• SUPPLIED DATA

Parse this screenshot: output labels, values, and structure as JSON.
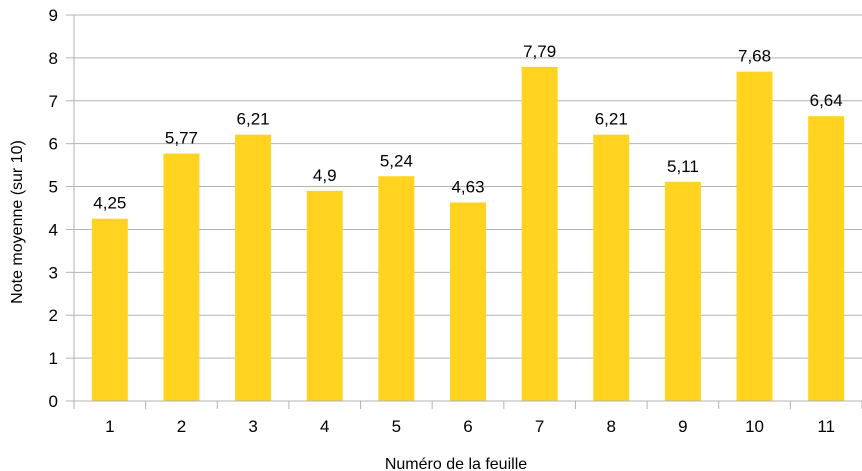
{
  "chart_data": {
    "type": "bar",
    "categories": [
      "1",
      "2",
      "3",
      "4",
      "5",
      "6",
      "7",
      "8",
      "9",
      "10",
      "11"
    ],
    "values": [
      4.25,
      5.77,
      6.21,
      4.9,
      5.24,
      4.63,
      7.79,
      6.21,
      5.11,
      7.68,
      6.64
    ],
    "data_labels": [
      "4,25",
      "5,77",
      "6,21",
      "4,9",
      "5,24",
      "4,63",
      "7,79",
      "6,21",
      "5,11",
      "7,68",
      "6,64"
    ],
    "yticks": [
      "0",
      "1",
      "2",
      "3",
      "4",
      "5",
      "6",
      "7",
      "8",
      "9"
    ],
    "xlabel": "Numéro de la feuille",
    "ylabel": "Note moyenne (sur 10)",
    "ylim": [
      0,
      9
    ],
    "grid": true,
    "legend": "none",
    "bar_color": "#FFD320",
    "grid_color": "#B3B3B3"
  }
}
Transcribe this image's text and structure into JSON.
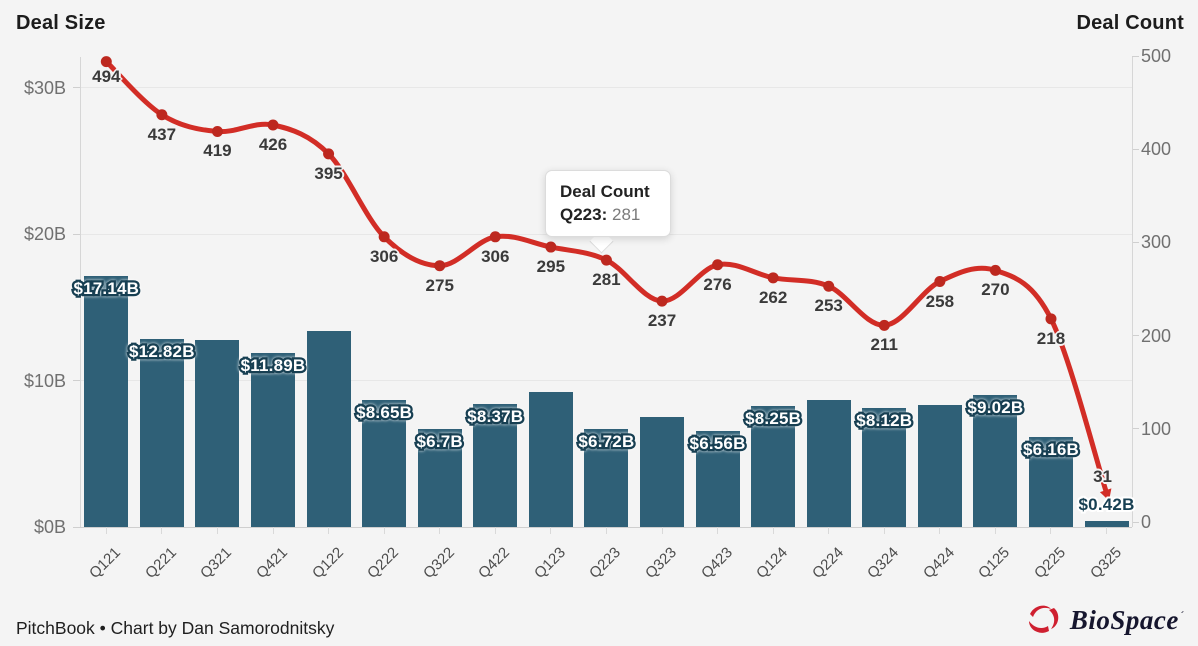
{
  "titles": {
    "left_axis": "Deal Size",
    "right_axis": "Deal Count"
  },
  "tooltip": {
    "title": "Deal Count",
    "quarter": "Q223:",
    "value": "281"
  },
  "footer": {
    "credit": "PitchBook • Chart by Dan Samorodnitsky",
    "logo_text": "BioSpace",
    "logo_mark": "´"
  },
  "colors": {
    "background": "#f4f4f4",
    "bar": "#2f6077",
    "bar_label_stroke": "#173f52",
    "line": "#d22d26",
    "marker": "#bd281f",
    "count_label": "#3a3a3a",
    "axis_text": "#707070",
    "x_label": "#4d4d4d",
    "gridline": "#e7e7e7",
    "logo_red": "#cf2030"
  },
  "chart_data": {
    "type": "combo-bar-line",
    "categories": [
      "Q121",
      "Q221",
      "Q321",
      "Q421",
      "Q122",
      "Q222",
      "Q322",
      "Q422",
      "Q123",
      "Q223",
      "Q323",
      "Q423",
      "Q124",
      "Q224",
      "Q324",
      "Q424",
      "Q125",
      "Q225",
      "Q325"
    ],
    "series": [
      {
        "name": "Deal Size",
        "type": "bar",
        "axis": "left",
        "unit": "USD billions",
        "values": [
          17.14,
          12.82,
          12.75,
          11.89,
          13.4,
          8.65,
          6.7,
          8.37,
          9.2,
          6.72,
          7.5,
          6.56,
          8.25,
          8.7,
          8.12,
          8.3,
          9.02,
          6.16,
          0.42
        ],
        "labels": [
          "$17.14B",
          "$12.82B",
          null,
          "$11.89B",
          null,
          "$8.65B",
          "$6.7B",
          "$8.37B",
          null,
          "$6.72B",
          null,
          "$6.56B",
          "$8.25B",
          null,
          "$8.12B",
          null,
          "$9.02B",
          "$6.16B",
          "$0.42B"
        ]
      },
      {
        "name": "Deal Count",
        "type": "line",
        "axis": "right",
        "values": [
          494,
          437,
          419,
          426,
          395,
          306,
          275,
          306,
          295,
          281,
          237,
          276,
          262,
          253,
          211,
          258,
          270,
          218,
          31
        ],
        "labels": [
          "494",
          "437",
          "419",
          "426",
          "395",
          "306",
          "275",
          "306",
          "295",
          "281",
          "237",
          "276",
          "262",
          "253",
          "211",
          "258",
          "270",
          "218",
          "31"
        ]
      }
    ],
    "left_axis": {
      "title": "Deal Size",
      "ticks": [
        "$0B",
        "$10B",
        "$20B",
        "$30B"
      ],
      "tick_values": [
        0,
        10,
        20,
        30
      ],
      "range": [
        0,
        30
      ]
    },
    "right_axis": {
      "title": "Deal Count",
      "ticks": [
        "0",
        "100",
        "200",
        "300",
        "400",
        "500"
      ],
      "tick_values": [
        0,
        100,
        200,
        300,
        400,
        500
      ],
      "range": [
        0,
        500
      ]
    },
    "grid": "horizontal",
    "legend": "none",
    "annotation": {
      "tooltip_series": "Deal Count",
      "tooltip_category": "Q223",
      "tooltip_value": 281
    }
  }
}
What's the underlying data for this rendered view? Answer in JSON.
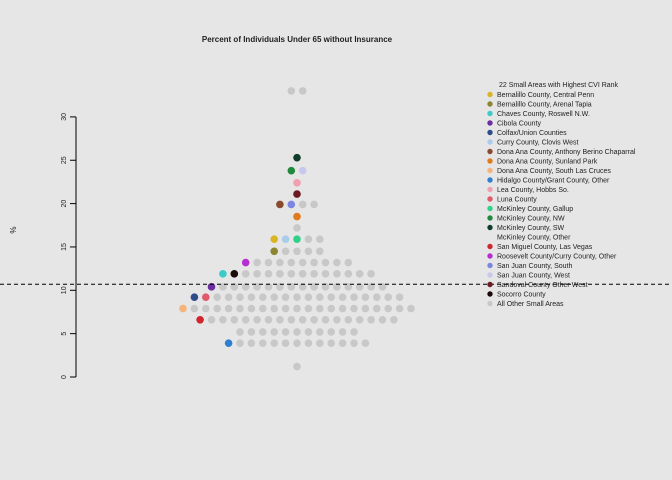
{
  "chart_data": {
    "type": "scatter",
    "title": "Percent of Individuals Under 65 without Insurance",
    "xlabel": "",
    "ylabel": "%",
    "ylim": [
      0,
      33
    ],
    "yticks": [
      0,
      5,
      10,
      15,
      20,
      25,
      30
    ],
    "reference_line": {
      "y": 10.7,
      "style": "dashed"
    },
    "legend": {
      "title": "22 Small Areas with Highest CVI Rank",
      "placement": "right"
    },
    "series": [
      {
        "name": "Bernalillo County, Central Penn",
        "color": "#d9b526",
        "y": 15.9
      },
      {
        "name": "Bernalillo County, Arenal Tapia",
        "color": "#8d8530",
        "y": 14.5
      },
      {
        "name": "Chaves County, Roswell N.W.",
        "color": "#3ecbc8",
        "y": 11.9
      },
      {
        "name": "Cibola County",
        "color": "#6a2ea0",
        "y": 10.4
      },
      {
        "name": "Colfax/Union Counties",
        "color": "#2e4b8a",
        "y": 9.2
      },
      {
        "name": "Curry County, Clovis West",
        "color": "#a8ccea",
        "y": 15.9
      },
      {
        "name": "Dona Ana County, Anthony Berino Chaparral",
        "color": "#8a4a2e",
        "y": 19.9
      },
      {
        "name": "Dona Ana County, Sunland Park",
        "color": "#e07a1c",
        "y": 18.5
      },
      {
        "name": "Dona Ana County, South Las Cruces",
        "color": "#f4b47a",
        "y": 7.9
      },
      {
        "name": "Hidalgo County/Grant County, Other",
        "color": "#2f7fd0",
        "y": 3.9
      },
      {
        "name": "Lea County, Hobbs So.",
        "color": "#f0a0b0",
        "y": 22.4
      },
      {
        "name": "Luna County",
        "color": "#e05a6a",
        "y": 9.2
      },
      {
        "name": "McKinley County, Gallup",
        "color": "#2ed08a",
        "y": 15.9
      },
      {
        "name": "McKinley County, NW",
        "color": "#1f8a3e",
        "y": 23.8
      },
      {
        "name": "McKinley County, SW",
        "color": "#0f3d2a",
        "y": 25.3
      },
      {
        "name": "McKinley County, Other",
        "color": "#e6e6e6",
        "y": 26.5
      },
      {
        "name": "San Miguel County, Las Vegas",
        "color": "#d0262e",
        "y": 6.6
      },
      {
        "name": "Roosevelt County/Curry County, Other",
        "color": "#b62ed0",
        "y": 13.2
      },
      {
        "name": "San Juan County, South",
        "color": "#7a86e0",
        "y": 19.9
      },
      {
        "name": "San Juan County, West",
        "color": "#c8c8ee",
        "y": 23.8
      },
      {
        "name": "Sandoval County Other West",
        "color": "#6a1a20",
        "y": 21.1
      },
      {
        "name": "Socorro County",
        "color": "#1a0a0a",
        "y": 11.9
      },
      {
        "name": "All Other Small Areas",
        "color": "#c8c8c8",
        "y": null
      }
    ],
    "other_areas": {
      "name": "All Other Small Areas",
      "color": "#c8c8c8",
      "rows": [
        {
          "y": 33.0,
          "count": 2
        },
        {
          "y": 19.9,
          "count": 2
        },
        {
          "y": 17.2,
          "count": 1
        },
        {
          "y": 15.9,
          "count": 2
        },
        {
          "y": 14.5,
          "count": 4
        },
        {
          "y": 13.2,
          "count": 9
        },
        {
          "y": 11.9,
          "count": 12
        },
        {
          "y": 10.4,
          "count": 15
        },
        {
          "y": 9.2,
          "count": 17
        },
        {
          "y": 7.9,
          "count": 20
        },
        {
          "y": 6.6,
          "count": 17
        },
        {
          "y": 5.2,
          "count": 11
        },
        {
          "y": 3.9,
          "count": 12
        },
        {
          "y": 1.2,
          "count": 1
        }
      ]
    }
  }
}
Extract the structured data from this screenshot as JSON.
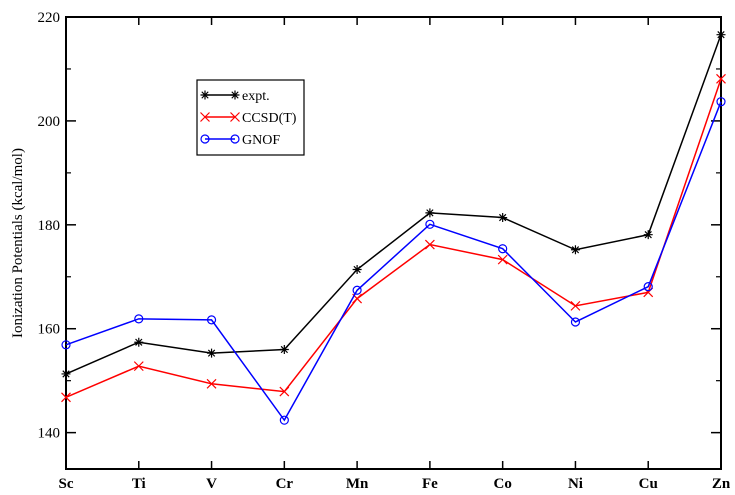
{
  "chart_data": {
    "type": "line",
    "title": "",
    "xlabel": "",
    "ylabel": "Ionization Potentials (kcal/mol)",
    "categories": [
      "Sc",
      "Ti",
      "V",
      "Cr",
      "Mn",
      "Fe",
      "Co",
      "Ni",
      "Cu",
      "Zn"
    ],
    "ylim": [
      133,
      220
    ],
    "yticks": [
      "140",
      "160",
      "180",
      "200",
      "220"
    ],
    "grid": false,
    "legend_position": "upper-left",
    "series": [
      {
        "name": "expt.",
        "color": "#000000",
        "marker": "asterisk",
        "values": [
          151.3,
          157.4,
          155.3,
          156.0,
          171.4,
          182.3,
          181.4,
          175.2,
          178.1,
          216.6
        ]
      },
      {
        "name": "CCSD(T)",
        "color": "#ff0000",
        "marker": "x",
        "values": [
          146.8,
          152.8,
          149.4,
          147.9,
          165.8,
          176.2,
          173.3,
          164.4,
          167.0,
          208.1
        ]
      },
      {
        "name": "GNOF",
        "color": "#0000ff",
        "marker": "circle",
        "values": [
          156.9,
          161.9,
          161.7,
          142.4,
          167.4,
          180.1,
          175.4,
          161.3,
          168.1,
          203.7
        ]
      }
    ]
  }
}
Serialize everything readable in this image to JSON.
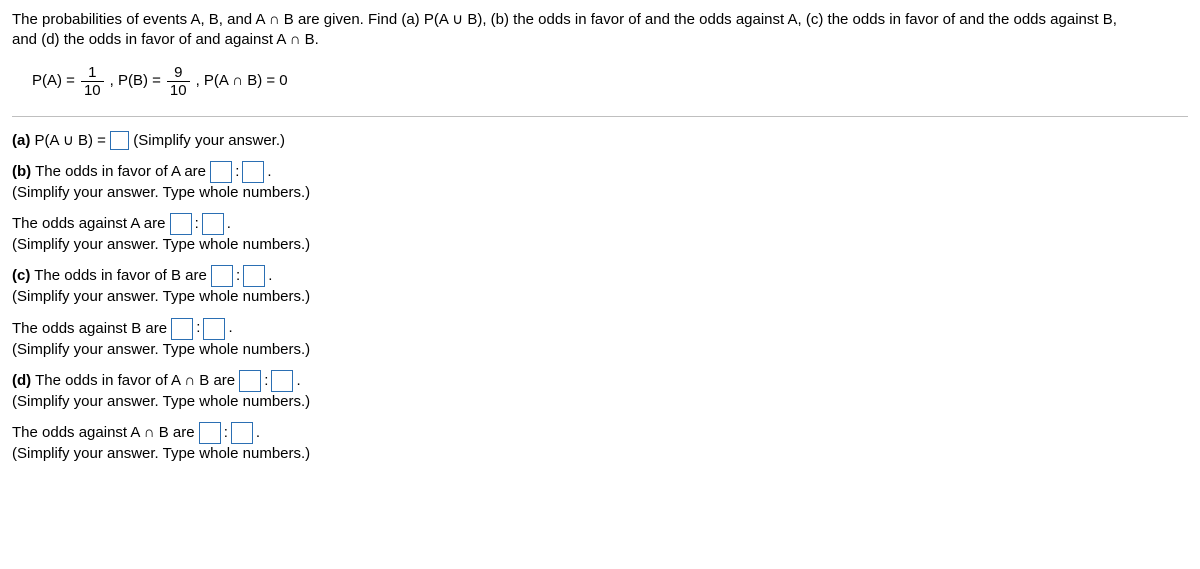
{
  "header": {
    "line1": "The probabilities of events A, B, and A ∩ B are given. Find (a) P(A ∪ B), (b) the odds in favor of and the odds against A, (c) the odds in favor of and the odds against B,",
    "line2": "and (d) the odds in favor of and against A ∩ B."
  },
  "given": {
    "pA_label": "P(A) =",
    "pA_num": "1",
    "pA_den": "10",
    "pB_label": ", P(B) =",
    "pB_num": "9",
    "pB_den": "10",
    "pAnB_label": ", P(A ∩ B) = 0"
  },
  "a": {
    "label": "(a)",
    "text": "P(A ∪ B) =",
    "hint": "(Simplify your answer.)"
  },
  "b": {
    "label": "(b)",
    "favor_text": "The odds in favor of A are",
    "favor_hint": "(Simplify your answer. Type whole numbers.)",
    "against_text": "The odds against A are",
    "against_hint": "(Simplify your answer. Type whole numbers.)"
  },
  "c": {
    "label": "(c)",
    "favor_text": "The odds in favor of B are",
    "favor_hint": "(Simplify your answer. Type whole numbers.)",
    "against_text": "The odds against B are",
    "against_hint": "(Simplify your answer. Type whole numbers.)"
  },
  "d": {
    "label": "(d)",
    "favor_text": "The odds in favor of A ∩ B are",
    "favor_hint": "(Simplify your answer. Type whole numbers.)",
    "against_text": "The odds against A ∩ B are",
    "against_hint": "(Simplify your answer. Type whole numbers.)"
  },
  "sym": {
    "colon": ":",
    "period": "."
  }
}
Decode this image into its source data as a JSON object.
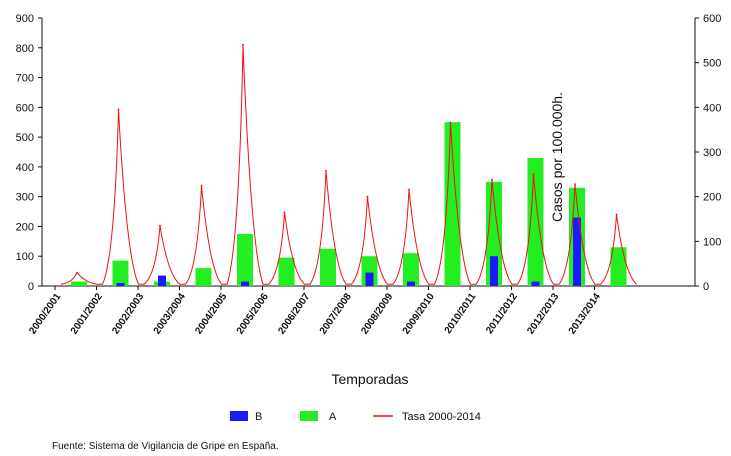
{
  "chart_data": {
    "type": "bar",
    "xlabel": "Temporadas",
    "y2label": "Casos por 100.000h.",
    "ylim": [
      0,
      900
    ],
    "y2lim": [
      0,
      600
    ],
    "yticks": [
      0,
      100,
      200,
      300,
      400,
      500,
      600,
      700,
      800,
      900
    ],
    "y2ticks": [
      0,
      100,
      200,
      300,
      400,
      500,
      600
    ],
    "categories": [
      "2000/2001",
      "2001/2002",
      "2002/2003",
      "2003/2004",
      "2004/2005",
      "2005/2006",
      "2006/2007",
      "2007/2008",
      "2008/2009",
      "2009/2010",
      "2010/2011",
      "2011/2012",
      "2012/2013",
      "2013/2014"
    ],
    "series": [
      {
        "name": "B",
        "type": "bar",
        "color": "#1a1aff",
        "values": [
          0,
          10,
          35,
          0,
          15,
          0,
          0,
          45,
          15,
          0,
          100,
          15,
          230,
          0
        ]
      },
      {
        "name": "A",
        "type": "bar",
        "color": "#22ee22",
        "values": [
          15,
          85,
          15,
          60,
          175,
          95,
          125,
          100,
          110,
          550,
          350,
          430,
          330,
          130
        ]
      },
      {
        "name": "Tasa 2000-2014",
        "type": "line",
        "axis": "right",
        "color": "#ee1111",
        "values": [
          30,
          395,
          135,
          225,
          540,
          165,
          258,
          200,
          216,
          366,
          238,
          250,
          228,
          160
        ]
      }
    ],
    "legend_position": "bottom",
    "grid": false
  },
  "source_note": "Fuente: Sistema de Vigilancia de Gripe en España."
}
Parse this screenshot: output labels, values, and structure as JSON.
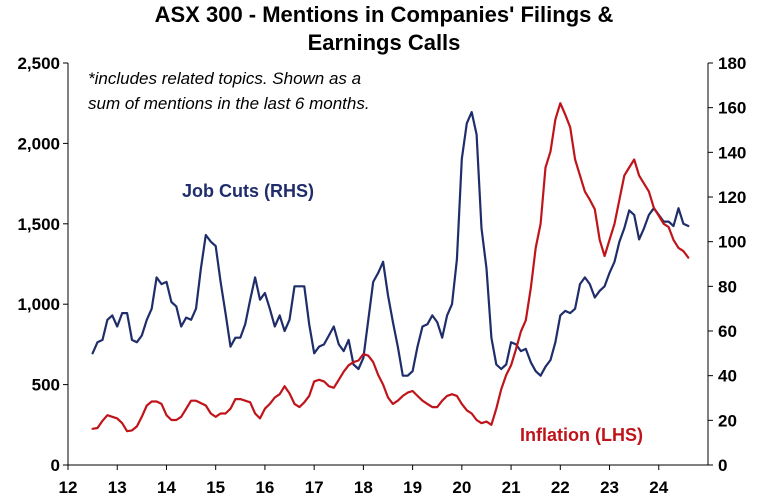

• TASK INSTRUCTIONS
From the entries, copy out each line containing the word "McKinley".

• FINISHED ANSWER
        "name": "McKinley County, Gallup",
        "name": "McKinley County, NW",
        "name": "McKinley County, SW",
        "name": "McKinley County, Other",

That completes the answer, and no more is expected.